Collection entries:
┄┄┄┄┄┄┄┄┄┄┄┄┄┄┄┄┄┄┄┄
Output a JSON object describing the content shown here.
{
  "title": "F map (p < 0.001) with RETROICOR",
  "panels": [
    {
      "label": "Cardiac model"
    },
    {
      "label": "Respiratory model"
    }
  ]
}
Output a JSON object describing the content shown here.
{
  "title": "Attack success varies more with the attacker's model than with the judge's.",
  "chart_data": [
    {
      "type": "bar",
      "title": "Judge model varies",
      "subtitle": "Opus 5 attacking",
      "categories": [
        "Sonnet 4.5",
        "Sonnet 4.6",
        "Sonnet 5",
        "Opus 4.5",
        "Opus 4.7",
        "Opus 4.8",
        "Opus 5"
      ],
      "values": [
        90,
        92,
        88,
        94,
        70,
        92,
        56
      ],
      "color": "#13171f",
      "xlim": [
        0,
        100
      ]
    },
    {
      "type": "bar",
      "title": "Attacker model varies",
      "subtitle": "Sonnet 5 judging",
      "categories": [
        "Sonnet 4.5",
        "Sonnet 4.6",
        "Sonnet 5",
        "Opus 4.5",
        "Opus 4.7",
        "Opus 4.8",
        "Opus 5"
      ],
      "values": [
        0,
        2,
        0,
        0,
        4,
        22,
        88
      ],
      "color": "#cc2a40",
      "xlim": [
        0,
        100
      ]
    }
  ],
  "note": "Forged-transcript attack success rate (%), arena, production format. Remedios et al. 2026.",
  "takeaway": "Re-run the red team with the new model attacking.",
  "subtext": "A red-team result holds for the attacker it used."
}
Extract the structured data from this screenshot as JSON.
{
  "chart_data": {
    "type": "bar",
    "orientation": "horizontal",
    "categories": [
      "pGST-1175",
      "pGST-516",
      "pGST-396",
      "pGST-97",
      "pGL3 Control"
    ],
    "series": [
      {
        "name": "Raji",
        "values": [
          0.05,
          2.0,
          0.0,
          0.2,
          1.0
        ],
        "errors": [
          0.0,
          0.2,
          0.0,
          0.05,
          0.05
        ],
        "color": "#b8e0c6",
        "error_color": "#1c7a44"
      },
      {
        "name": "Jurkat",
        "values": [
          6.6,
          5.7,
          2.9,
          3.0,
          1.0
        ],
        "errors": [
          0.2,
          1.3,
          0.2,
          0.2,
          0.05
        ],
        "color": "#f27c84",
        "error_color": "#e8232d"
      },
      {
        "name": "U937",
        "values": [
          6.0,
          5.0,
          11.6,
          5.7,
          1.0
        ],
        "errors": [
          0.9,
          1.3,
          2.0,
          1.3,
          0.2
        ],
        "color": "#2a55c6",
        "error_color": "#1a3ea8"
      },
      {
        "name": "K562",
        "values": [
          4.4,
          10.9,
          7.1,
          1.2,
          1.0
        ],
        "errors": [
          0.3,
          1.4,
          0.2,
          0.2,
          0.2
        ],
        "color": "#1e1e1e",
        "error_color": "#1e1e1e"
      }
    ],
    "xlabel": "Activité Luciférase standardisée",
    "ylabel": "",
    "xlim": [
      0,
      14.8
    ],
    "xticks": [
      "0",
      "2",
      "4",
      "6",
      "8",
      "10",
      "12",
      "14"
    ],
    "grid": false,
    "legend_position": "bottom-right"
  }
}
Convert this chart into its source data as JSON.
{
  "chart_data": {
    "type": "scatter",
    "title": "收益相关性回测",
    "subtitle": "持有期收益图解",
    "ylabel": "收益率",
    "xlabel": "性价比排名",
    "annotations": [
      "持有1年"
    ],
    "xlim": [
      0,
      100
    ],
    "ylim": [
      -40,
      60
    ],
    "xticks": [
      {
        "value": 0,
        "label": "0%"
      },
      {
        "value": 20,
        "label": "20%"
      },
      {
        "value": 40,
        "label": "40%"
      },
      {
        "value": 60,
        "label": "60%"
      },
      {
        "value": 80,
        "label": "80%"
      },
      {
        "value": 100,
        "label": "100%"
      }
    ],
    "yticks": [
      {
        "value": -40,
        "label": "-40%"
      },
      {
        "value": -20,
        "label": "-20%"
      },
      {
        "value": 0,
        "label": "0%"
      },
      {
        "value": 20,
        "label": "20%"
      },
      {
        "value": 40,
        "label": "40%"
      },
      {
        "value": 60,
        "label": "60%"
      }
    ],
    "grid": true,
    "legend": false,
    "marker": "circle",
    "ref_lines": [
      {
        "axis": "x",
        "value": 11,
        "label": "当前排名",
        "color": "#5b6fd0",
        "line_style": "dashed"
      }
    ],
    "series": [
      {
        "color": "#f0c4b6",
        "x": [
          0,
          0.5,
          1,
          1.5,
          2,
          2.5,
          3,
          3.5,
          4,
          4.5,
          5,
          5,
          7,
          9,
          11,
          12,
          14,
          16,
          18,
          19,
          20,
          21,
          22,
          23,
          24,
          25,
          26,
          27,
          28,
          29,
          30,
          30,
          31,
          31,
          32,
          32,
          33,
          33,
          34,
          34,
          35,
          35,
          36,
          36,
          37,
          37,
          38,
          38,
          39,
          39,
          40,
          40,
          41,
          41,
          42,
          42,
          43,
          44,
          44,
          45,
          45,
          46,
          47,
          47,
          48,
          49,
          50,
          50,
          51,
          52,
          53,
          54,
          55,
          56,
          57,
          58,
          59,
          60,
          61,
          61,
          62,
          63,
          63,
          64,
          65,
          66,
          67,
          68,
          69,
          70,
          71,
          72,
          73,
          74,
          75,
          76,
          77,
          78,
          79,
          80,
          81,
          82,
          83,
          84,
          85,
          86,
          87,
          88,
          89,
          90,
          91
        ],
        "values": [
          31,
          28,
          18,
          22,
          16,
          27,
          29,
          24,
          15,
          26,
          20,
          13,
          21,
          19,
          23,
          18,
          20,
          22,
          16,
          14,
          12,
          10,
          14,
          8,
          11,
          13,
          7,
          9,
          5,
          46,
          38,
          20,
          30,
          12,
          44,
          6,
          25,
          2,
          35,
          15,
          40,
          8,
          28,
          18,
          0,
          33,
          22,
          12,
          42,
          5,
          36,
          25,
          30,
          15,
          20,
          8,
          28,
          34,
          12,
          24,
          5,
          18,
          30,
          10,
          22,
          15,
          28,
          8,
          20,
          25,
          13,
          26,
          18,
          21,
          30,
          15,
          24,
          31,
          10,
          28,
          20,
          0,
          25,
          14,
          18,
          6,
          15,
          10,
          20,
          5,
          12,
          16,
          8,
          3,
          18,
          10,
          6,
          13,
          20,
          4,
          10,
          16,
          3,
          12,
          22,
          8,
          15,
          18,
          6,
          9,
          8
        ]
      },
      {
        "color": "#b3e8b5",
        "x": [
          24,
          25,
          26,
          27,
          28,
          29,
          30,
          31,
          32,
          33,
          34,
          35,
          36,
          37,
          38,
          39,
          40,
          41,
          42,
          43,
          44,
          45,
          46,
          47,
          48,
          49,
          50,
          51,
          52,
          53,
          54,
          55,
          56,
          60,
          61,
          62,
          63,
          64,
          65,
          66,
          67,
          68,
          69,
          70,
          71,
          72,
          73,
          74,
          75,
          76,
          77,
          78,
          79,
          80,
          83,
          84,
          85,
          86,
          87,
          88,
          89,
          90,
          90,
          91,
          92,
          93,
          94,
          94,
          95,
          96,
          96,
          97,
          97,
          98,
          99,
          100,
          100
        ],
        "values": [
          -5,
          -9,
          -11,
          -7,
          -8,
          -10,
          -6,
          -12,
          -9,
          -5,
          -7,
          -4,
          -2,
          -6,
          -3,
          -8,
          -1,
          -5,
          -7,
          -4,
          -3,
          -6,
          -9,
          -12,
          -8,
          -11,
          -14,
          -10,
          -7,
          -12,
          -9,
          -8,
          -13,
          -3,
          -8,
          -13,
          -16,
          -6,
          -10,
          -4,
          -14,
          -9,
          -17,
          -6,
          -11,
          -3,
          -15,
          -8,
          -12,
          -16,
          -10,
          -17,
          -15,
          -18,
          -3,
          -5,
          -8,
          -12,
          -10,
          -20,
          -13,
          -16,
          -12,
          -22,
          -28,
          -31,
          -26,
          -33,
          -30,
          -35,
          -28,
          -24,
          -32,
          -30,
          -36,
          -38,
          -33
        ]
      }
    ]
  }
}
┄┄┄┄┄┄┄┄┄┄┄┄┄┄┄┄┄┄┄┄
Problem to work on: Select and copy every line of the listing with the word "subtitle".

Correct response:
      "subtitle": "Opus 5 attacking",
      "subtitle": "Sonnet 5 judging",
    "subtitle": "持有期收益图解",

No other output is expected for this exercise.